> What you are asked to do:
Below you will find a set of lines. Repeat them all exactly.

Stored items
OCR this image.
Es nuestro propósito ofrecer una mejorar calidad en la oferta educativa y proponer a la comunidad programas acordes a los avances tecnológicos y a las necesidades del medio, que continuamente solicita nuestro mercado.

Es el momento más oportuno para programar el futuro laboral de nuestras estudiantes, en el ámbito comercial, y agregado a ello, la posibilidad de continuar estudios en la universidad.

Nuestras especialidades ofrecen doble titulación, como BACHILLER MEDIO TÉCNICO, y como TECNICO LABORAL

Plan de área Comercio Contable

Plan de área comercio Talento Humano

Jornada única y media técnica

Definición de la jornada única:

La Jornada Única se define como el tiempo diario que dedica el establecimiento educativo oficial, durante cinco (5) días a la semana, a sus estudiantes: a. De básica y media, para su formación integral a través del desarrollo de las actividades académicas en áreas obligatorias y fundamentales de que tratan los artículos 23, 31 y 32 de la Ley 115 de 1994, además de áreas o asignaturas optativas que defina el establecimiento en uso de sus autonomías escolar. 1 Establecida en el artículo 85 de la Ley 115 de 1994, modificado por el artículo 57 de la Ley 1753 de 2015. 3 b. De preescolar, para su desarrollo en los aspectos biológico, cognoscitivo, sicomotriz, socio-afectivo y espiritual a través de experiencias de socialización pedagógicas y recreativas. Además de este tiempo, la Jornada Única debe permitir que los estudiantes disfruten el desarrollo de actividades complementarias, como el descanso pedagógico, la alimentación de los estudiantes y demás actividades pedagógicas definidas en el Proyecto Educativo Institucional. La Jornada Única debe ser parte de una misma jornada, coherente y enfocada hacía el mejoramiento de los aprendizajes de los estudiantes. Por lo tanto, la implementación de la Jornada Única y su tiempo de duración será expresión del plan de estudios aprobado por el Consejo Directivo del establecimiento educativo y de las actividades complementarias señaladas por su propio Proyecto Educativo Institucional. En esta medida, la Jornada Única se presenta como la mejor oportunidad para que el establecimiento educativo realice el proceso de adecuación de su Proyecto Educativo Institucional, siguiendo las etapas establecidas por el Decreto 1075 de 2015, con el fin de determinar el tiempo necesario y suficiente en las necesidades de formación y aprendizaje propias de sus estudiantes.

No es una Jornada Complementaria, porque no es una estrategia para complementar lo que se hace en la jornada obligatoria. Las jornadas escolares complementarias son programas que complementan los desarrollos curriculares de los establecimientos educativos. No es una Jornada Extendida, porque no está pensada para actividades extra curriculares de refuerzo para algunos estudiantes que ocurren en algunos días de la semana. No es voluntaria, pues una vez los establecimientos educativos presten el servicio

> Exercise response:
OCR this image.
Es nuestro propósito ofrecer una mejorar calidad en la oferta educativa y proponer a la comunidad programas acordes a los avances tecnológicos y a las necesidades del medio, que continuamente solicita nuestro mercado.

Es el momento más oportuno para programar el futuro laboral de nuestras estudiantes, en el ámbito comercial, y agregado a ello, la posibilidad de continuar estudios en la universidad.

Nuestras especialidades ofrecen doble titulación, como BACHILLER MEDIO TÉCNICO, y como TECNICO LABORAL

Plan de área Comercio Contable

Plan de área comercio Talento Humano

Jornada única y media técnica

Definición de la jornada única:

La Jornada Única se define como el tiempo diario que dedica el establecimiento educativo oficial, durante cinco (5) días a la semana, a sus estudiantes: a. De básica y media, para su formación integral a través del desarrollo de las actividades académicas en áreas obligatorias y fundamentales de que tratan los artículos 23, 31 y 32 de la Ley 115 de 1994, además de áreas o asignaturas optativas que defina el establecimiento en uso de sus autonomías escolar. 1 Establecida en el artículo 85 de la Ley 115 de 1994, modificado por el artículo 57 de la Ley 1753 de 2015. 3 b. De preescolar, para su desarrollo en los aspectos biológico, cognoscitivo, sicomotriz, socio-afectivo y espiritual a través de experiencias de socialización pedagógicas y recreativas. Además de este tiempo, la Jornada Única debe permitir que los estudiantes disfruten el desarrollo de actividades complementarias, como el descanso pedagógico, la alimentación de los estudiantes y demás actividades pedagógicas definidas en el Proyecto Educativo Institucional. La Jornada Única debe ser parte de una misma jornada, coherente y enfocada hacía el mejoramiento de los aprendizajes de los estudiantes. Por lo tanto, la implementación de la Jornada Única y su tiempo de duración será expresión del plan de estudios aprobado por el Consejo Directivo del establecimiento educativo y de las actividades complementarias señaladas por su propio Proyecto Educativo Institucional. En esta medida, la Jornada Única se presenta como la mejor oportunidad para que el establecimiento educativo realice el proceso de adecuación de su Proyecto Educativo Institucional, siguiendo las etapas establecidas por el Decreto 1075 de 2015, con el fin de determinar el tiempo necesario y suficiente en las necesidades de formación y aprendizaje propias de sus estudiantes.

No es una Jornada Complementaria, porque no es una estrategia para complementar lo que se hace en la jornada obligatoria. Las jornadas escolares complementarias son programas que complementan los desarrollos curriculares de los establecimientos educativos. No es una Jornada Extendida, porque no está pensada para actividades extra curriculares de refuerzo para algunos estudiantes que ocurren en algunos días de la semana. No es voluntaria, pues una vez los establecimientos educativos presten el servicio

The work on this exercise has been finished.